=== WORK TO COMPLETE ===
Go through the data below and copy it exactly, skipping every picture.

[Rows from a figure dataset]

+ + + + + + +

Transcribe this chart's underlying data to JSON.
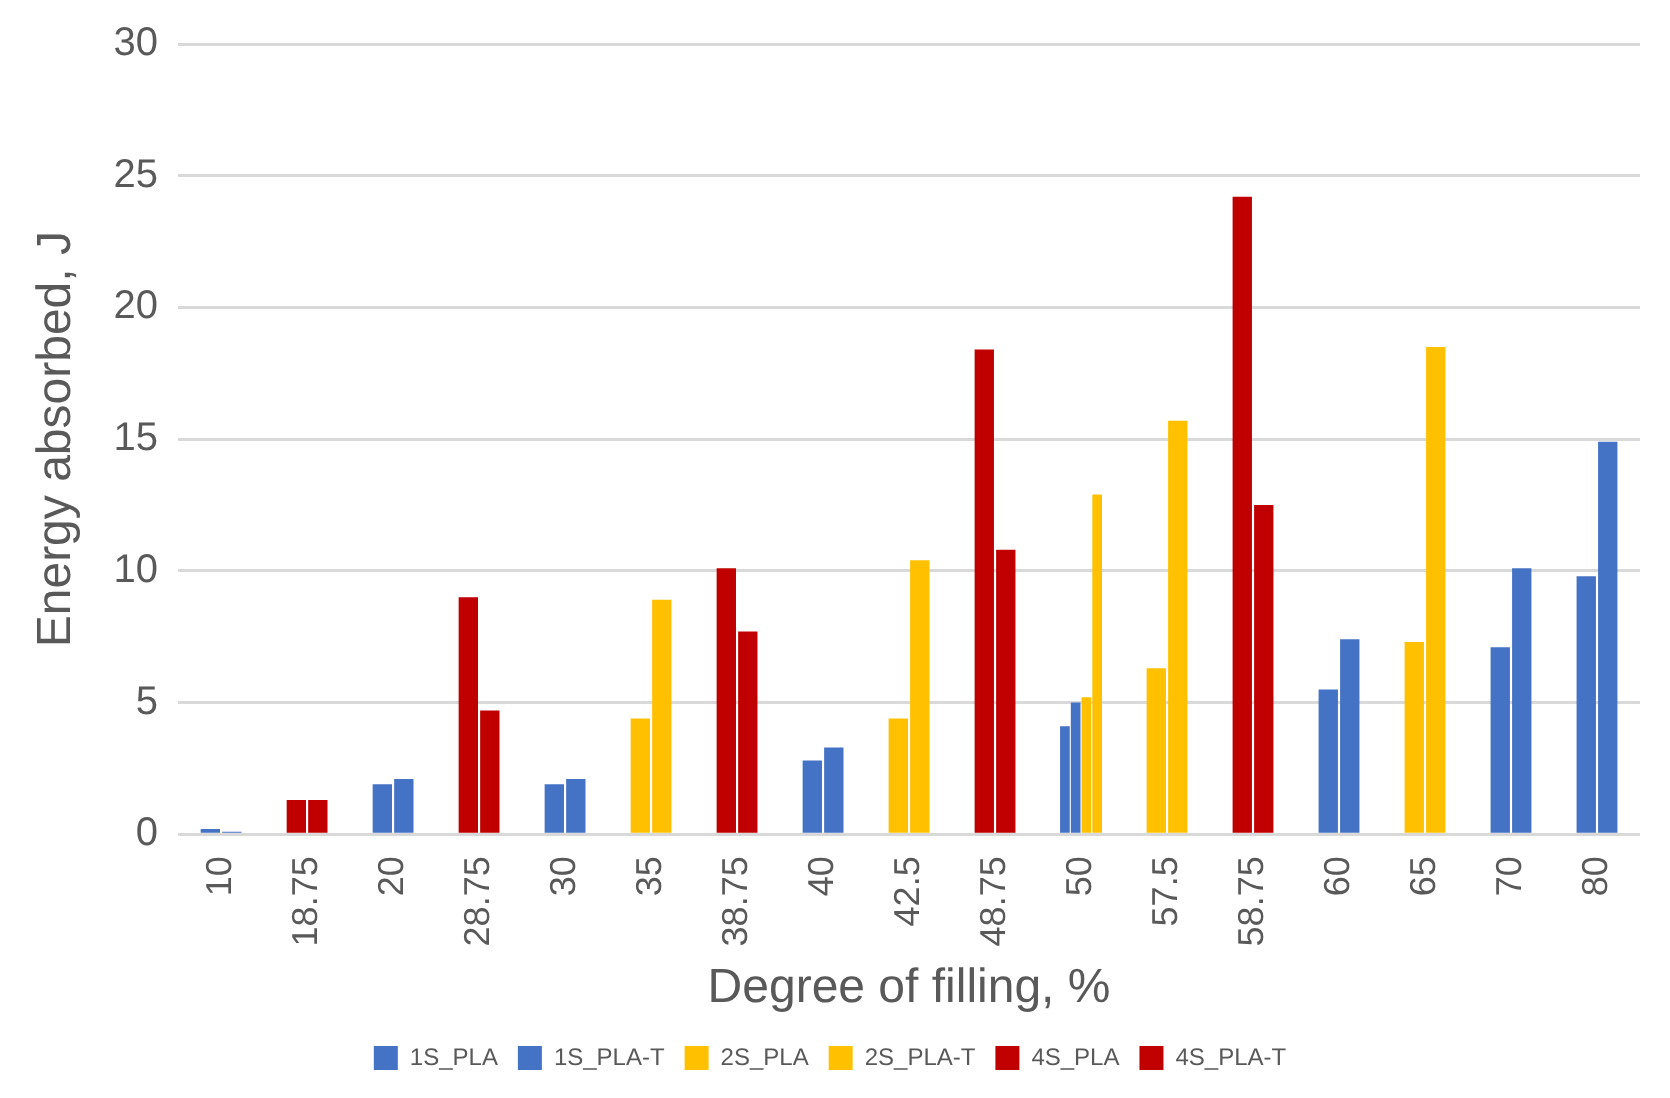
{
  "chart_data": {
    "type": "bar",
    "xlabel": "Degree of filling, %",
    "ylabel": "Energy absorbed, J",
    "categories": [
      "10",
      "18.75",
      "20",
      "28.75",
      "30",
      "35",
      "38.75",
      "40",
      "42.5",
      "48.75",
      "50",
      "57.5",
      "58.75",
      "60",
      "65",
      "70",
      "80"
    ],
    "series": [
      {
        "name": "1S_PLA",
        "color": "#4472c4",
        "values": [
          0.2,
          null,
          1.9,
          null,
          1.9,
          null,
          null,
          2.8,
          null,
          null,
          4.1,
          null,
          null,
          5.5,
          null,
          7.1,
          9.8
        ]
      },
      {
        "name": "1S_PLA-T",
        "color": "#4472c4",
        "values": [
          0.1,
          null,
          2.1,
          null,
          2.1,
          null,
          null,
          3.3,
          null,
          null,
          5.0,
          null,
          null,
          7.4,
          null,
          10.1,
          14.9
        ]
      },
      {
        "name": "2S_PLA",
        "color": "#ffc000",
        "values": [
          null,
          null,
          null,
          null,
          null,
          4.4,
          null,
          null,
          4.4,
          null,
          5.2,
          6.3,
          null,
          null,
          7.3,
          null,
          null
        ]
      },
      {
        "name": "2S_PLA-T",
        "color": "#ffc000",
        "values": [
          null,
          null,
          null,
          null,
          null,
          8.9,
          null,
          null,
          10.4,
          null,
          12.9,
          15.7,
          null,
          null,
          18.5,
          null,
          null
        ]
      },
      {
        "name": "4S_PLA",
        "color": "#c00000",
        "values": [
          null,
          1.3,
          null,
          9.0,
          null,
          null,
          10.1,
          null,
          null,
          18.4,
          null,
          null,
          24.2,
          null,
          null,
          null,
          null
        ]
      },
      {
        "name": "4S_PLA-T",
        "color": "#c00000",
        "values": [
          null,
          1.3,
          null,
          4.7,
          null,
          null,
          7.7,
          null,
          null,
          10.8,
          null,
          null,
          12.5,
          null,
          null,
          null,
          null
        ]
      }
    ],
    "ylim": [
      0,
      30
    ],
    "yticks": [
      0,
      5,
      10,
      15,
      20,
      25,
      30
    ],
    "grid": "y",
    "legend": "bottom"
  }
}
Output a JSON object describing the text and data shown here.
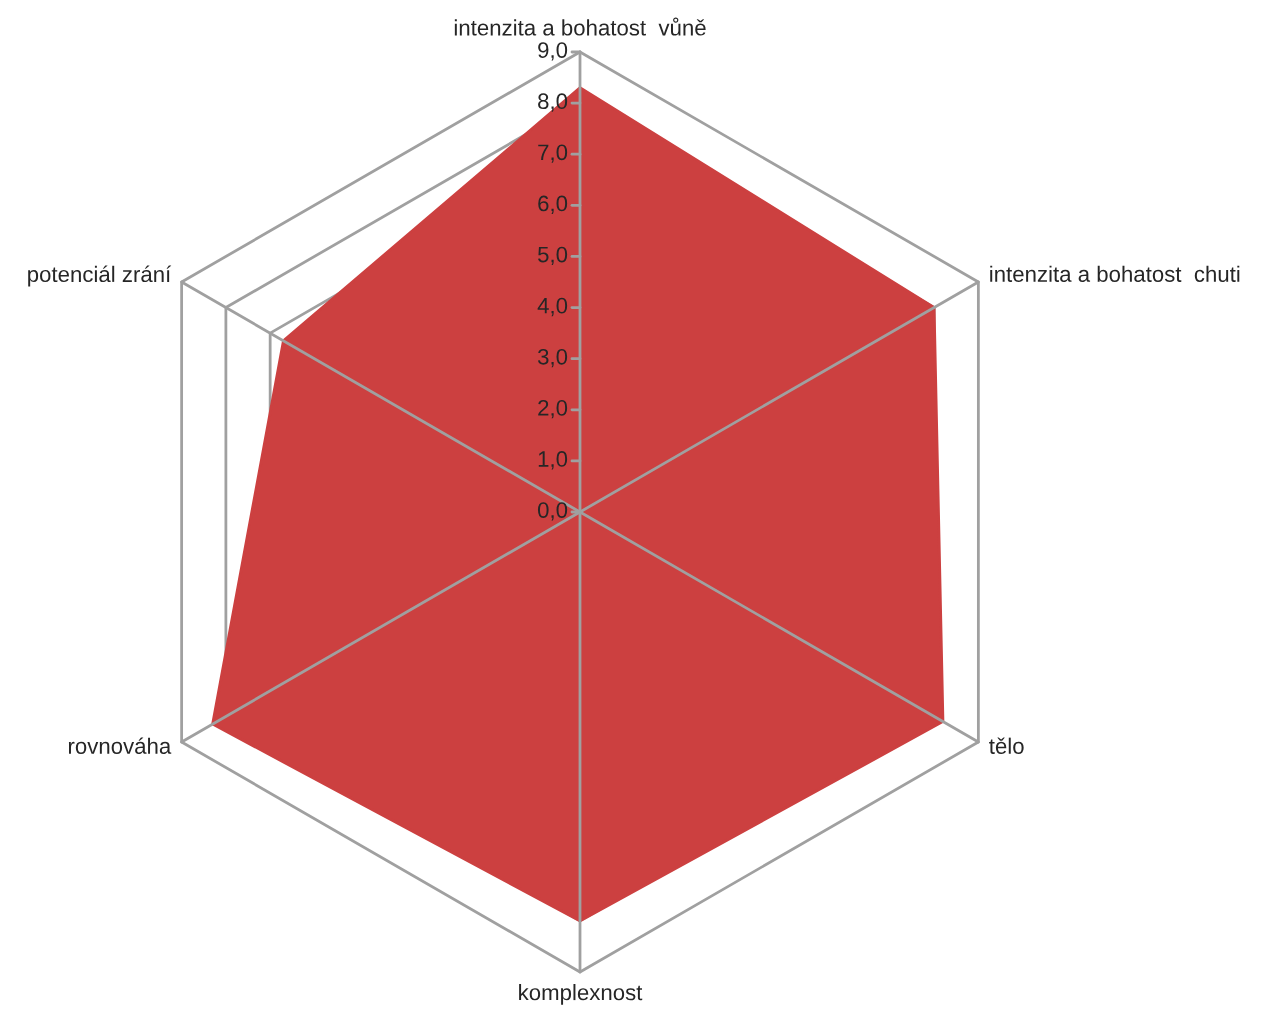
{
  "chart_data": {
    "type": "radar",
    "categories": [
      "intenzita a bohatost  vůně",
      "intenzita a bohatost  chuti",
      "tělo",
      "komplexnost",
      "rovnováha",
      "potenciál zrání"
    ],
    "series": [
      {
        "color": "#cc4040",
        "values": [
          8.3,
          8.0,
          8.2,
          8.0,
          8.3,
          6.7
        ]
      }
    ],
    "ylim": [
      0,
      9
    ],
    "yticks": [
      {
        "value": 0,
        "label": "0,0"
      },
      {
        "value": 1,
        "label": "1,0"
      },
      {
        "value": 2,
        "label": "2,0"
      },
      {
        "value": 3,
        "label": "3,0"
      },
      {
        "value": 4,
        "label": "4,0"
      },
      {
        "value": 5,
        "label": "5,0"
      },
      {
        "value": 6,
        "label": "6,0"
      },
      {
        "value": 7,
        "label": "7,0"
      },
      {
        "value": 8,
        "label": "8,0"
      },
      {
        "value": 9,
        "label": "9,0"
      }
    ],
    "grid": true
  }
}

+ + + + + + +

=== FULL OUTPUT ===
Transcribe this chart's underlying data to JSON.
{
  "chart_data": {
    "type": "bar",
    "xlabel": "Degree of filling, %",
    "ylabel": "Energy absorbed, J",
    "categories": [
      "10",
      "18.75",
      "20",
      "28.75",
      "30",
      "35",
      "38.75",
      "40",
      "42.5",
      "48.75",
      "50",
      "57.5",
      "58.75",
      "60",
      "65",
      "70",
      "80"
    ],
    "series": [
      {
        "name": "1S_PLA",
        "color": "#4472c4",
        "values": [
          0.2,
          null,
          1.9,
          null,
          1.9,
          null,
          null,
          2.8,
          null,
          null,
          4.1,
          null,
          null,
          5.5,
          null,
          7.1,
          9.8
        ]
      },
      {
        "name": "1S_PLA-T",
        "color": "#4472c4",
        "values": [
          0.1,
          null,
          2.1,
          null,
          2.1,
          null,
          null,
          3.3,
          null,
          null,
          5.0,
          null,
          null,
          7.4,
          null,
          10.1,
          14.9
        ]
      },
      {
        "name": "2S_PLA",
        "color": "#ffc000",
        "values": [
          null,
          null,
          null,
          null,
          null,
          4.4,
          null,
          null,
          4.4,
          null,
          5.2,
          6.3,
          null,
          null,
          7.3,
          null,
          null
        ]
      },
      {
        "name": "2S_PLA-T",
        "color": "#ffc000",
        "values": [
          null,
          null,
          null,
          null,
          null,
          8.9,
          null,
          null,
          10.4,
          null,
          12.9,
          15.7,
          null,
          null,
          18.5,
          null,
          null
        ]
      },
      {
        "name": "4S_PLA",
        "color": "#c00000",
        "values": [
          null,
          1.3,
          null,
          9.0,
          null,
          null,
          10.1,
          null,
          null,
          18.4,
          null,
          null,
          24.2,
          null,
          null,
          null,
          null
        ]
      },
      {
        "name": "4S_PLA-T",
        "color": "#c00000",
        "values": [
          null,
          1.3,
          null,
          4.7,
          null,
          null,
          7.7,
          null,
          null,
          10.8,
          null,
          null,
          12.5,
          null,
          null,
          null,
          null
        ]
      }
    ],
    "ylim": [
      0,
      30
    ],
    "yticks": [
      0,
      5,
      10,
      15,
      20,
      25,
      30
    ],
    "grid": "y",
    "legend": "bottom"
  }
}
Output a JSON object describing the text and data shown here.
{
  "chart_data": {
    "type": "radar",
    "categories": [
      "intenzita a bohatost  vůně",
      "intenzita a bohatost  chuti",
      "tělo",
      "komplexnost",
      "rovnováha",
      "potenciál zrání"
    ],
    "series": [
      {
        "color": "#cc4040",
        "values": [
          8.3,
          8.0,
          8.2,
          8.0,
          8.3,
          6.7
        ]
      }
    ],
    "ylim": [
      0,
      9
    ],
    "yticks": [
      {
        "value": 0,
        "label": "0,0"
      },
      {
        "value": 1,
        "label": "1,0"
      },
      {
        "value": 2,
        "label": "2,0"
      },
      {
        "value": 3,
        "label": "3,0"
      },
      {
        "value": 4,
        "label": "4,0"
      },
      {
        "value": 5,
        "label": "5,0"
      },
      {
        "value": 6,
        "label": "6,0"
      },
      {
        "value": 7,
        "label": "7,0"
      },
      {
        "value": 8,
        "label": "8,0"
      },
      {
        "value": 9,
        "label": "9,0"
      }
    ],
    "grid": true
  }
}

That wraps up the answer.